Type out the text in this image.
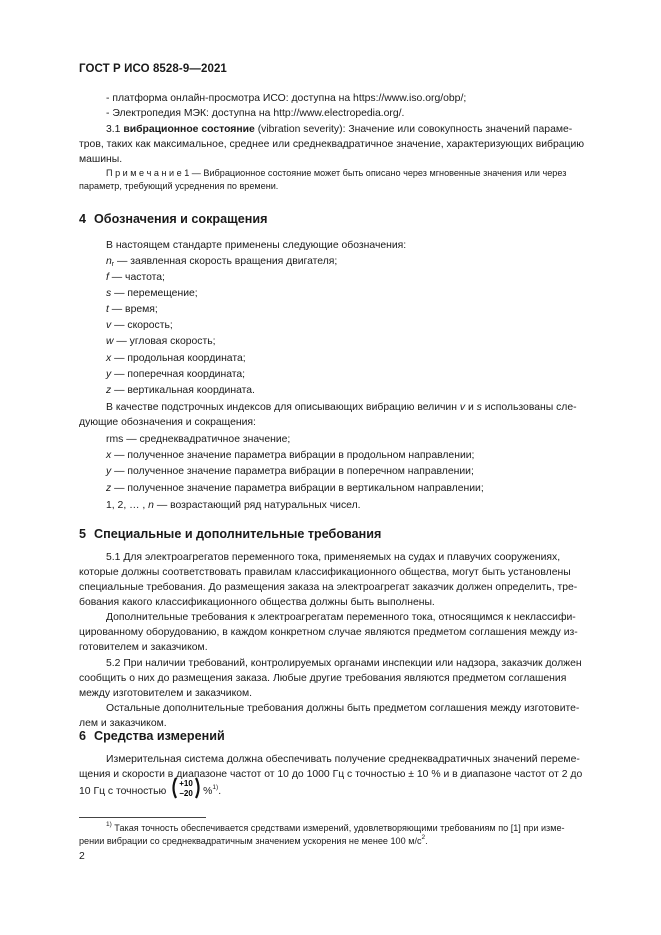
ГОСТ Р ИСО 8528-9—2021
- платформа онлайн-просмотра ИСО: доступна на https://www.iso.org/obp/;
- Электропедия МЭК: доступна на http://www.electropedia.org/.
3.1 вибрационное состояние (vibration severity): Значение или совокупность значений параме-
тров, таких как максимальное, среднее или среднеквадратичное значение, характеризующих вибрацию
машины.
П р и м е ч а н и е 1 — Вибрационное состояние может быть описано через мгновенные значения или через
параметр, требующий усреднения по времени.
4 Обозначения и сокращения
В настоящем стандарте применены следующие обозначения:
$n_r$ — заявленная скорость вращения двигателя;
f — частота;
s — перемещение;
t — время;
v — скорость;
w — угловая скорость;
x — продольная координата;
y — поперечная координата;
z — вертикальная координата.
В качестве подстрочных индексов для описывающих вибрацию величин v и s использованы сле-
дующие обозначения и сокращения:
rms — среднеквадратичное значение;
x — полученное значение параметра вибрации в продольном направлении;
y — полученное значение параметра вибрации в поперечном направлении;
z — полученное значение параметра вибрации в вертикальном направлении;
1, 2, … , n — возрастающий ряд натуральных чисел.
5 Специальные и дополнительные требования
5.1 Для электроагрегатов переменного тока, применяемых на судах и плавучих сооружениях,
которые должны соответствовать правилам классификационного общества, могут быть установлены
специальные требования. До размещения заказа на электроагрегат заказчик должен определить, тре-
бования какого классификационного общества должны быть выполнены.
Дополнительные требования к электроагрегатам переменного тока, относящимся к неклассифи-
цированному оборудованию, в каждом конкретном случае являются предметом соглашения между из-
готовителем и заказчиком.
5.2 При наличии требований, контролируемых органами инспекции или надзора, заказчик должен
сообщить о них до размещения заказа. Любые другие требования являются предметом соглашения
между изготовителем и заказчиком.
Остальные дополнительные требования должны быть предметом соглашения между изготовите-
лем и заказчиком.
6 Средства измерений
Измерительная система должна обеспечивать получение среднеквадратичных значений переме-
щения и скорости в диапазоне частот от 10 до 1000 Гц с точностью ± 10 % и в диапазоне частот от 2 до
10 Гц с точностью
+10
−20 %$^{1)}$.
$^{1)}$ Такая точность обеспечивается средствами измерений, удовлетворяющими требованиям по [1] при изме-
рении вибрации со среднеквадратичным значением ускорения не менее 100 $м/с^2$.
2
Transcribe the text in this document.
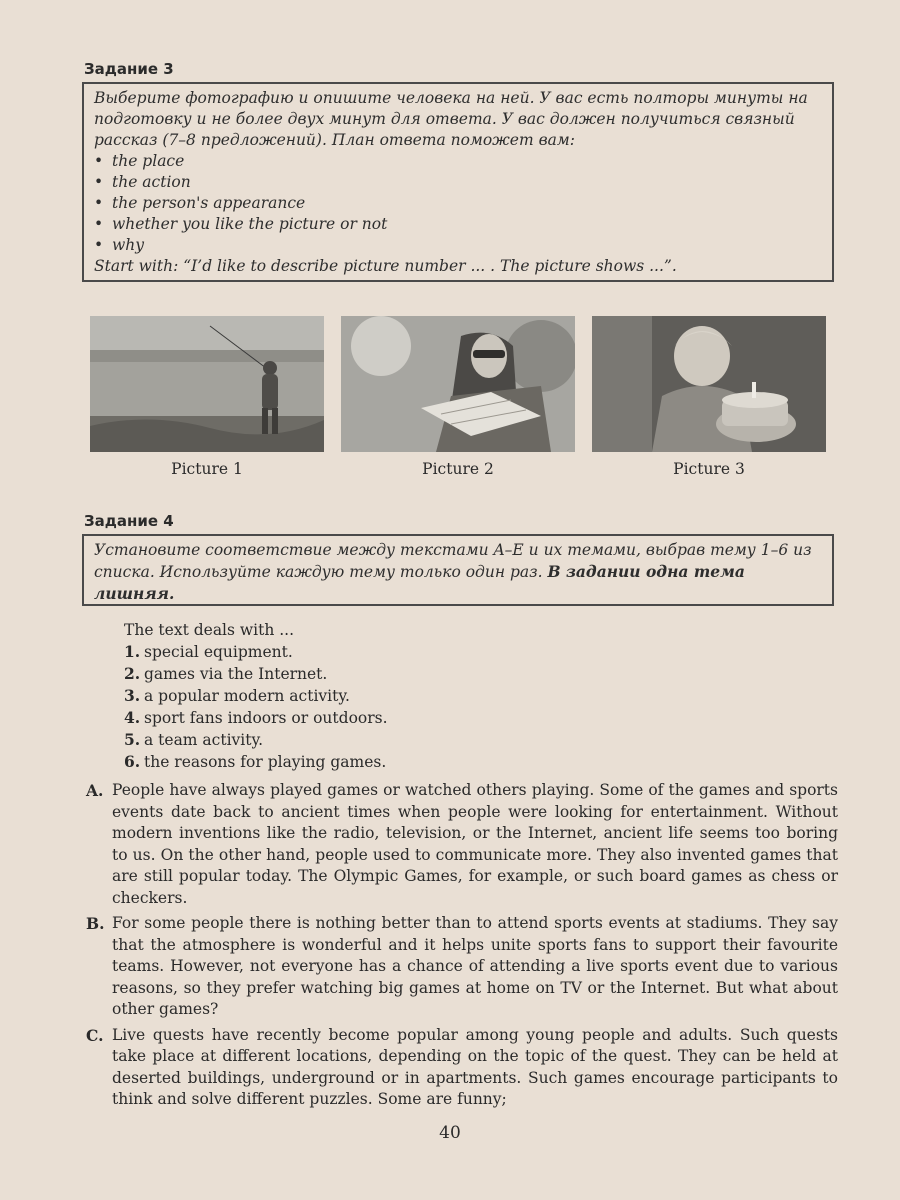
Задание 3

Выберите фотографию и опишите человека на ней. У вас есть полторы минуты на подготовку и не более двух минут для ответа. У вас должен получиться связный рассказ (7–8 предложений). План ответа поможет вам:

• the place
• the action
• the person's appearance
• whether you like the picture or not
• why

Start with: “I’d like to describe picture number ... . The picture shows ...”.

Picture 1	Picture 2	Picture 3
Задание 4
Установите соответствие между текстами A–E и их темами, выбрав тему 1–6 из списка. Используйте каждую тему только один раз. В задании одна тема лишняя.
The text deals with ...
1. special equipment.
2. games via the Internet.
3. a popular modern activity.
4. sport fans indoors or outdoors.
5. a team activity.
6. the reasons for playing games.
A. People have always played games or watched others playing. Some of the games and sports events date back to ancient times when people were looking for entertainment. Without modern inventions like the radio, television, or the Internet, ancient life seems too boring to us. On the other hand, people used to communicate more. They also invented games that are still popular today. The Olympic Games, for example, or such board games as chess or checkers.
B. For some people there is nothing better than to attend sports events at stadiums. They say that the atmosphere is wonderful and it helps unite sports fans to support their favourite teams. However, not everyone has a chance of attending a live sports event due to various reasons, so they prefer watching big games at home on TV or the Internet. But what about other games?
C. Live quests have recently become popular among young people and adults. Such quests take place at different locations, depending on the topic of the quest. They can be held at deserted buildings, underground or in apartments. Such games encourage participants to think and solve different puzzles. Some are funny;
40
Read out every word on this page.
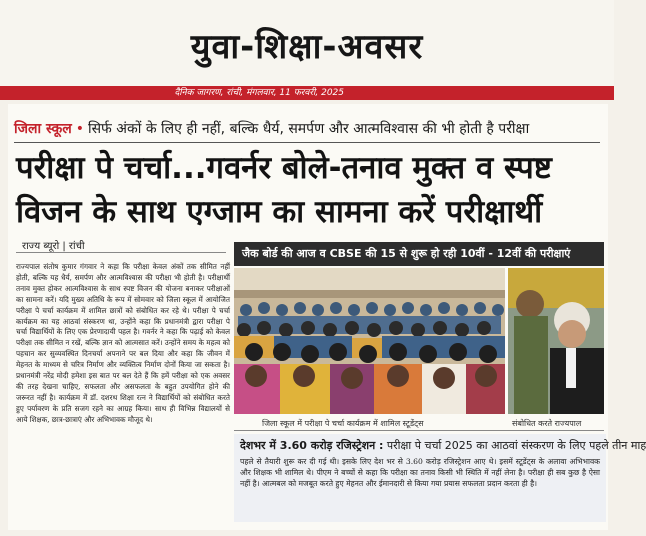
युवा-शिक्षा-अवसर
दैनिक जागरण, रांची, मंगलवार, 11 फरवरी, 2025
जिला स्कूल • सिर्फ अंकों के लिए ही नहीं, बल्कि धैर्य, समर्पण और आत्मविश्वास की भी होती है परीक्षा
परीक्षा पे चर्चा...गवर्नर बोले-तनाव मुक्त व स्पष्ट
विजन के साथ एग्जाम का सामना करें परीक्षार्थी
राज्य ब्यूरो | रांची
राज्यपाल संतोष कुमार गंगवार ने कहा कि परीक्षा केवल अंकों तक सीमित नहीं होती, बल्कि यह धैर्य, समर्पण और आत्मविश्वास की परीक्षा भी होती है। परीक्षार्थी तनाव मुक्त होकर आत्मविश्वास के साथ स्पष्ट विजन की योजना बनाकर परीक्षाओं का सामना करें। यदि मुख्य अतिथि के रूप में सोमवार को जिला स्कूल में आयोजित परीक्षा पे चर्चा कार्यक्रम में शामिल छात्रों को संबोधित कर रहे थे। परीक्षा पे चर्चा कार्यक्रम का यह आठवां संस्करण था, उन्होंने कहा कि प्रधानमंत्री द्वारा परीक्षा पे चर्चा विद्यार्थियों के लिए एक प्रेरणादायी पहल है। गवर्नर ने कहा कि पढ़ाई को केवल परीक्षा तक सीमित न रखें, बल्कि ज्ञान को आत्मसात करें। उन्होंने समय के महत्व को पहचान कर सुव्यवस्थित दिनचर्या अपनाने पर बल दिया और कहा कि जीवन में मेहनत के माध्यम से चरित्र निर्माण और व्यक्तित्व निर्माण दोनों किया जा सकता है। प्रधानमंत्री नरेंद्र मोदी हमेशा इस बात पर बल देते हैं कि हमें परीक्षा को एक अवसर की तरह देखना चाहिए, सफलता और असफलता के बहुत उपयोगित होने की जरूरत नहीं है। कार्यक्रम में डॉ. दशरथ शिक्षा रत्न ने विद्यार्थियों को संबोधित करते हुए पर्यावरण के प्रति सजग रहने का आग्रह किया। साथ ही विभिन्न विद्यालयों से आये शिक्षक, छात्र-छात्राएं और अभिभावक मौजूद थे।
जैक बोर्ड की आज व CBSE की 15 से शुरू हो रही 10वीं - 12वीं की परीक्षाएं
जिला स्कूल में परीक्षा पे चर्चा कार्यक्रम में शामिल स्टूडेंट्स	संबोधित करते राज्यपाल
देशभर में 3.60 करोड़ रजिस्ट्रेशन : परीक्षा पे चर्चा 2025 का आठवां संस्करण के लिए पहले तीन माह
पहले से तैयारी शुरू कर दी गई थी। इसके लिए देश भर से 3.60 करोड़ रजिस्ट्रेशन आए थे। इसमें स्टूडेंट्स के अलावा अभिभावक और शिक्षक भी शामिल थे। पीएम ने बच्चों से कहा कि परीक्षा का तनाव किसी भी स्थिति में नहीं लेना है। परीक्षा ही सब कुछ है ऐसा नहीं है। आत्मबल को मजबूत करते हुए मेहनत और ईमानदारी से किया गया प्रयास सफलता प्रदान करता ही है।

• • • •

## DIRECTIONS FOR THIS TASK
Keep the pictures out of the copy and write out the data exactly as it stands.

## RESPONSE
Type out the text in this image.
ГОСТ Р ИСО 8528-9—2021
- платформа онлайн-просмотра ИСО: доступна на https://www.iso.org/obp/;
- Электропедия МЭК: доступна на http://www.electropedia.org/.
3.1 вибрационное состояние (vibration severity): Значение или совокупность значений параме-
тров, таких как максимальное, среднее или среднеквадратичное значение, характеризующих вибрацию
машины.
П р и м е ч а н и е 1 — Вибрационное состояние может быть описано через мгновенные значения или через
параметр, требующий усреднения по времени.
4 Обозначения и сокращения
В настоящем стандарте применены следующие обозначения:
$n_r$ — заявленная скорость вращения двигателя;
f — частота;
s — перемещение;
t — время;
v — скорость;
w — угловая скорость;
x — продольная координата;
y — поперечная координата;
z — вертикальная координата.
В качестве подстрочных индексов для описывающих вибрацию величин v и s использованы сле-
дующие обозначения и сокращения:
rms — среднеквадратичное значение;
x — полученное значение параметра вибрации в продольном направлении;
y — полученное значение параметра вибрации в поперечном направлении;
z — полученное значение параметра вибрации в вертикальном направлении;
1, 2, … , n — возрастающий ряд натуральных чисел.
5 Специальные и дополнительные требования
5.1 Для электроагрегатов переменного тока, применяемых на судах и плавучих сооружениях,
которые должны соответствовать правилам классификационного общества, могут быть установлены
специальные требования. До размещения заказа на электроагрегат заказчик должен определить, тре-
бования какого классификационного общества должны быть выполнены.
Дополнительные требования к электроагрегатам переменного тока, относящимся к неклассифи-
цированному оборудованию, в каждом конкретном случае являются предметом соглашения между из-
готовителем и заказчиком.
5.2 При наличии требований, контролируемых органами инспекции или надзора, заказчик должен
сообщить о них до размещения заказа. Любые другие требования являются предметом соглашения
между изготовителем и заказчиком.
Остальные дополнительные требования должны быть предметом соглашения между изготовите-
лем и заказчиком.
6 Средства измерений
Измерительная система должна обеспечивать получение среднеквадратичных значений переме-
щения и скорости в диапазоне частот от 10 до 1000 Гц с точностью ± 10 % и в диапазоне частот от 2 до
10 Гц с точностью
+10
−20 %$^{1)}$.
$^{1)}$ Такая точность обеспечивается средствами измерений, удовлетворяющими требованиям по [1] при изме-
рении вибрации со среднеквадратичным значением ускорения не менее 100 $м/с^2$.
2
Transcribe the text in this document.
Задание 3

Выберите фотографию и опишите человека на ней. У вас есть полторы минуты на подготовку и не более двух минут для ответа. У вас должен получиться связный рассказ (7–8 предложений). План ответа поможет вам:

• the place
• the action
• the person's appearance
• whether you like the picture or not
• why

Start with: “I’d like to describe picture number ... . The picture shows ...”.

Picture 1	Picture 2	Picture 3
Задание 4
Установите соответствие между текстами A–E и их темами, выбрав тему 1–6 из списка. Используйте каждую тему только один раз. В задании одна тема лишняя.
The text deals with ...
1. special equipment.
2. games via the Internet.
3. a popular modern activity.
4. sport fans indoors or outdoors.
5. a team activity.
6. the reasons for playing games.
A. People have always played games or watched others playing. Some of the games and sports events date back to ancient times when people were looking for entertainment. Without modern inventions like the radio, television, or the Internet, ancient life seems too boring to us. On the other hand, people used to communicate more. They also invented games that are still popular today. The Olympic Games, for example, or such board games as chess or checkers.
B. For some people there is nothing better than to attend sports events at stadiums. They say that the atmosphere is wonderful and it helps unite sports fans to support their favourite teams. However, not everyone has a chance of attending a live sports event due to various reasons, so they prefer watching big games at home on TV or the Internet. But what about other games?
C. Live quests have recently become popular among young people and adults. Such quests take place at different locations, depending on the topic of the quest. They can be held at deserted buildings, underground or in apartments. Such games encourage participants to think and solve different puzzles. Some are funny;
40
Read out every word on this page.
युवा-शिक्षा-अवसर
दैनिक जागरण, रांची, मंगलवार, 11 फरवरी, 2025
जिला स्कूल • सिर्फ अंकों के लिए ही नहीं, बल्कि धैर्य, समर्पण और आत्मविश्वास की भी होती है परीक्षा
परीक्षा पे चर्चा...गवर्नर बोले-तनाव मुक्त व स्पष्ट
विजन के साथ एग्जाम का सामना करें परीक्षार्थी
राज्य ब्यूरो | रांची
राज्यपाल संतोष कुमार गंगवार ने कहा कि परीक्षा केवल अंकों तक सीमित नहीं होती, बल्कि यह धैर्य, समर्पण और आत्मविश्वास की परीक्षा भी होती है। परीक्षार्थी तनाव मुक्त होकर आत्मविश्वास के साथ स्पष्ट विजन की योजना बनाकर परीक्षाओं का सामना करें। यदि मुख्य अतिथि के रूप में सोमवार को जिला स्कूल में आयोजित परीक्षा पे चर्चा कार्यक्रम में शामिल छात्रों को संबोधित कर रहे थे। परीक्षा पे चर्चा कार्यक्रम का यह आठवां संस्करण था, उन्होंने कहा कि प्रधानमंत्री द्वारा परीक्षा पे चर्चा विद्यार्थियों के लिए एक प्रेरणादायी पहल है। गवर्नर ने कहा कि पढ़ाई को केवल परीक्षा तक सीमित न रखें, बल्कि ज्ञान को आत्मसात करें। उन्होंने समय के महत्व को पहचान कर सुव्यवस्थित दिनचर्या अपनाने पर बल दिया और कहा कि जीवन में मेहनत के माध्यम से चरित्र निर्माण और व्यक्तित्व निर्माण दोनों किया जा सकता है। प्रधानमंत्री नरेंद्र मोदी हमेशा इस बात पर बल देते हैं कि हमें परीक्षा को एक अवसर की तरह देखना चाहिए, सफलता और असफलता के बहुत उपयोगित होने की जरूरत नहीं है। कार्यक्रम में डॉ. दशरथ शिक्षा रत्न ने विद्यार्थियों को संबोधित करते हुए पर्यावरण के प्रति सजग रहने का आग्रह किया। साथ ही विभिन्न विद्यालयों से आये शिक्षक, छात्र-छात्राएं और अभिभावक मौजूद थे।
जैक बोर्ड की आज व CBSE की 15 से शुरू हो रही 10वीं - 12वीं की परीक्षाएं
जिला स्कूल में परीक्षा पे चर्चा कार्यक्रम में शामिल स्टूडेंट्स	संबोधित करते राज्यपाल
देशभर में 3.60 करोड़ रजिस्ट्रेशन : परीक्षा पे चर्चा 2025 का आठवां संस्करण के लिए पहले तीन माह
पहले से तैयारी शुरू कर दी गई थी। इसके लिए देश भर से 3.60 करोड़ रजिस्ट्रेशन आए थे। इसमें स्टूडेंट्स के अलावा अभिभावक और शिक्षक भी शामिल थे। पीएम ने बच्चों से कहा कि परीक्षा का तनाव किसी भी स्थिति में नहीं लेना है। परीक्षा ही सब कुछ है ऐसा नहीं है। आत्मबल को मजबूत करते हुए मेहनत और ईमानदारी से किया गया प्रयास सफलता प्रदान करता ही है।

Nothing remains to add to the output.